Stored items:
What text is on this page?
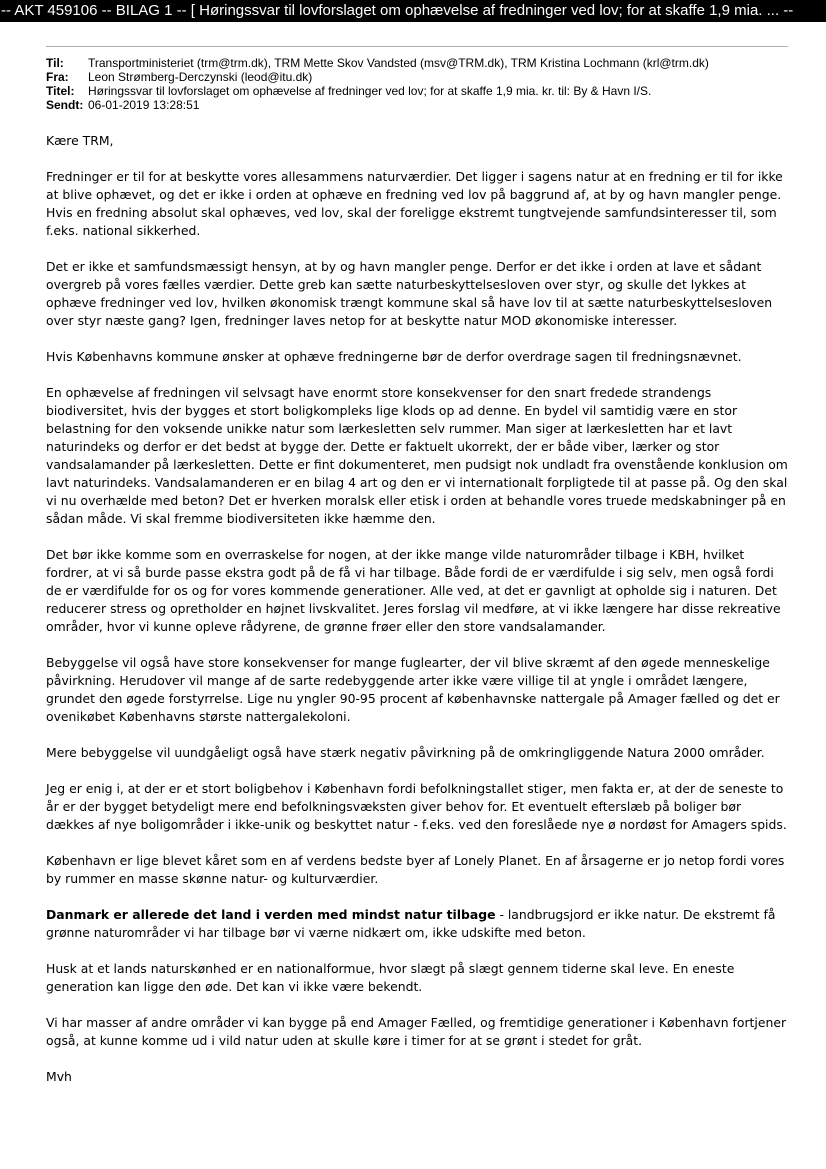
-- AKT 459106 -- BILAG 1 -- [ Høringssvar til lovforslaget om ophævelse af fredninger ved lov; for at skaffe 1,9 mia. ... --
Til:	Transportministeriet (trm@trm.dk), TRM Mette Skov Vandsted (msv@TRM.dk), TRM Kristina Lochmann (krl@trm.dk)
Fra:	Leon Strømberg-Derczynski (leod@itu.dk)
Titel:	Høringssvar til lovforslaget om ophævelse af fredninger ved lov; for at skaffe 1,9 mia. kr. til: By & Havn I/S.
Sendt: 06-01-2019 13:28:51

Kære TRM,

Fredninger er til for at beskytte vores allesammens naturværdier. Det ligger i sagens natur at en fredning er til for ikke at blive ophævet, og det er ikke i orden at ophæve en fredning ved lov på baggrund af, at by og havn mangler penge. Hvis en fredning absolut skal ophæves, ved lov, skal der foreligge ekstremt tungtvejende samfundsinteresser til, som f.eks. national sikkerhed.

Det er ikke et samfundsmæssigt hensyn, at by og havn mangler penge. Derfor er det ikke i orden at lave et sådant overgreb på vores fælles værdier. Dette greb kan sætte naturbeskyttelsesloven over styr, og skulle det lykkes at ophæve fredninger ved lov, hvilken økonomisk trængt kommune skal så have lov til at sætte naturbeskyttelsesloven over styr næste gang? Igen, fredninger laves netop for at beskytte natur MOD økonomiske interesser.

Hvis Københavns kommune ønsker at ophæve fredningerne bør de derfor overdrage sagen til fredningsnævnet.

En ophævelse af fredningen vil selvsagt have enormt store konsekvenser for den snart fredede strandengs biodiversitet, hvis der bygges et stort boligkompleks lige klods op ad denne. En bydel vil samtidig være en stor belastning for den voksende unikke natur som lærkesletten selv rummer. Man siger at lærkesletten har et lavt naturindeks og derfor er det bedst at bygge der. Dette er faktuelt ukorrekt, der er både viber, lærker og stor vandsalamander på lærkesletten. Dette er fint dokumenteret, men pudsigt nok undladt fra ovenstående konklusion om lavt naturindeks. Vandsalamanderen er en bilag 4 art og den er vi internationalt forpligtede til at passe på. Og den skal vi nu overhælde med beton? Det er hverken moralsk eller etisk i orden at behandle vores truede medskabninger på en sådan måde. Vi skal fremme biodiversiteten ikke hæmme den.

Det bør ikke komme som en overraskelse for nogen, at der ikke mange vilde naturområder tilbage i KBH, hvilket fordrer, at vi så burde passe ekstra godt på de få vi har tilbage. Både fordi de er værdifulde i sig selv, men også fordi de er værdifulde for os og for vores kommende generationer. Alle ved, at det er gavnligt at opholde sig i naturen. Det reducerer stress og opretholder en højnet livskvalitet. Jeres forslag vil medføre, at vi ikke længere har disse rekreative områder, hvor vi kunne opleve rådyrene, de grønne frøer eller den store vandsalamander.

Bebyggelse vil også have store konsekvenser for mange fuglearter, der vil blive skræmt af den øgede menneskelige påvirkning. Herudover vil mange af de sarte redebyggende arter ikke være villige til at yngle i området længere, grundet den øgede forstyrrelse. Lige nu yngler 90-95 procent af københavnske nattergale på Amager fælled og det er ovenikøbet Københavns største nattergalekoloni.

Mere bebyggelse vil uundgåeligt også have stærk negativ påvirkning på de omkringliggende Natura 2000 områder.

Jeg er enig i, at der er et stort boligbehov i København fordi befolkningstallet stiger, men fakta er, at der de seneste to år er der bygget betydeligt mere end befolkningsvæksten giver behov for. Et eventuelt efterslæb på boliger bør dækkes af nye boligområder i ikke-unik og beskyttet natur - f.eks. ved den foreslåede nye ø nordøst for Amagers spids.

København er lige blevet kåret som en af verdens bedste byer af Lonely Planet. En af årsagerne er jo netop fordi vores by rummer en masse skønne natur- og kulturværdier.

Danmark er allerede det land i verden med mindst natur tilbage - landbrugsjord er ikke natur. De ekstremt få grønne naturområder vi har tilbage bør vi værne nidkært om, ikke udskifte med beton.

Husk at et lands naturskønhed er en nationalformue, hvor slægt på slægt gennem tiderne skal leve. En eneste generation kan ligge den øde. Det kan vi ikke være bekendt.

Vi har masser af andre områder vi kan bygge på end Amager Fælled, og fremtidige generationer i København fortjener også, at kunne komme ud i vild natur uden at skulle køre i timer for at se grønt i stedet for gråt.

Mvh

--

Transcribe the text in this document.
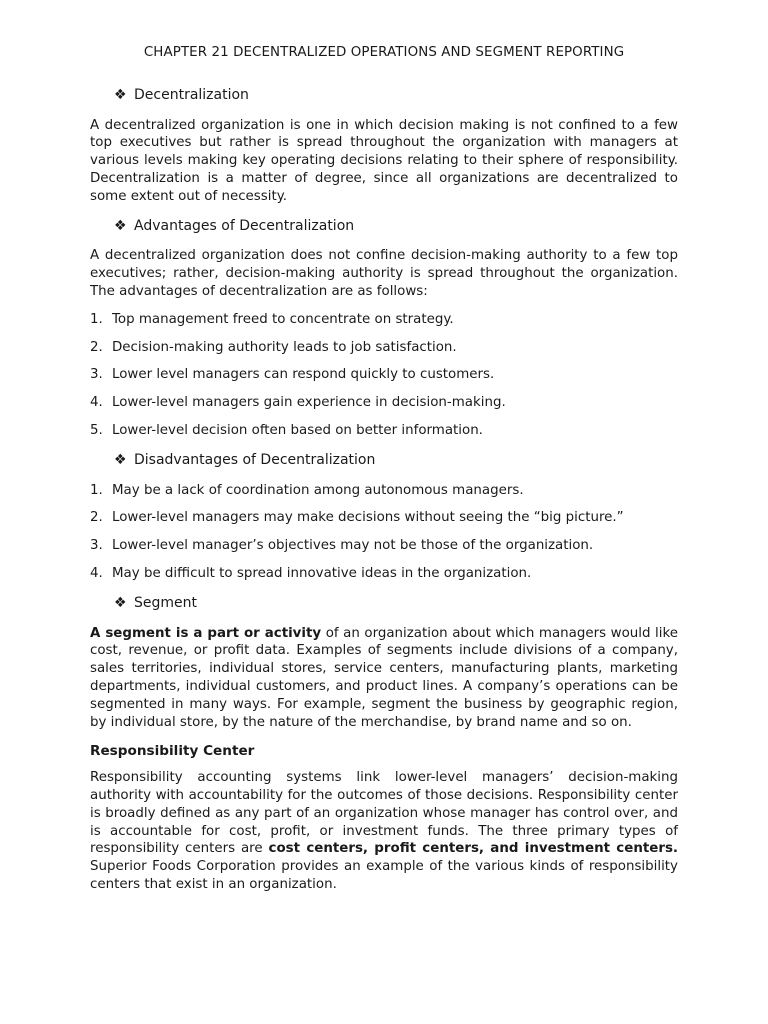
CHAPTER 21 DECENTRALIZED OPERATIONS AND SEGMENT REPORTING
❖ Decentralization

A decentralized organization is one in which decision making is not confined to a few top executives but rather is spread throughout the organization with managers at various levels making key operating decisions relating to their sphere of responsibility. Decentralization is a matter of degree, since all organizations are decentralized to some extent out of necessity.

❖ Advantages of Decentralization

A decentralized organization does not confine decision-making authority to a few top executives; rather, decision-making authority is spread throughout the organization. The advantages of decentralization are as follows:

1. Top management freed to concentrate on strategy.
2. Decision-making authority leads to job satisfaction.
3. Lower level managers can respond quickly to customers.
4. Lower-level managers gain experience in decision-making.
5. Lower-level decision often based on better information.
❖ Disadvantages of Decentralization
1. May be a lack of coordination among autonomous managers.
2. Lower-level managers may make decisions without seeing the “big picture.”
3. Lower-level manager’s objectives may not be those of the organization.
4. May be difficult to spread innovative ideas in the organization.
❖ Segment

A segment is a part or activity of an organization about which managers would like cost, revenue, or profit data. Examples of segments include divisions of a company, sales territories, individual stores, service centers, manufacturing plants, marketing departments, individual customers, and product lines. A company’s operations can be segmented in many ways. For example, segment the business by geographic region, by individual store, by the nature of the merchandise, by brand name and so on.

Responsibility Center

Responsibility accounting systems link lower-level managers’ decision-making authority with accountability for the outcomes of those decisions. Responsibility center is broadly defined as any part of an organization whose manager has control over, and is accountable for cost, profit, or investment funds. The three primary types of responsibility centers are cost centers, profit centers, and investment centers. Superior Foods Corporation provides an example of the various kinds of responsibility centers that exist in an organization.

---

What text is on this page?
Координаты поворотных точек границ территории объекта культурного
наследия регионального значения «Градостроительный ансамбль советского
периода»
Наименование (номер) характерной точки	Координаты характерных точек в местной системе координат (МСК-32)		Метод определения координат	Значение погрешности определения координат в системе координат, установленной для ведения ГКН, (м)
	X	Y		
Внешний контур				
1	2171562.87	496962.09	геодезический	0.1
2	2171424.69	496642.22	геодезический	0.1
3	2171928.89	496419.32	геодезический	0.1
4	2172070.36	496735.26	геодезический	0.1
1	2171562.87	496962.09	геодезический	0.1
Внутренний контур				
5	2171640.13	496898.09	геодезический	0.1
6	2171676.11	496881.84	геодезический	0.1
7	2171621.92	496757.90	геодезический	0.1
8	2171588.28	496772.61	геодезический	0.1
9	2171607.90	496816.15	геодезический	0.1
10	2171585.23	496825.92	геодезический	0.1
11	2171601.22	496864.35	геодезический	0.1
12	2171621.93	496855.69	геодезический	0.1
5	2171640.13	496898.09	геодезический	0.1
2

### THE PROBLEM
Of the lines in this listing, how many contain "which"? Reply with the number and nothing more.

### ANSWER BELOW
2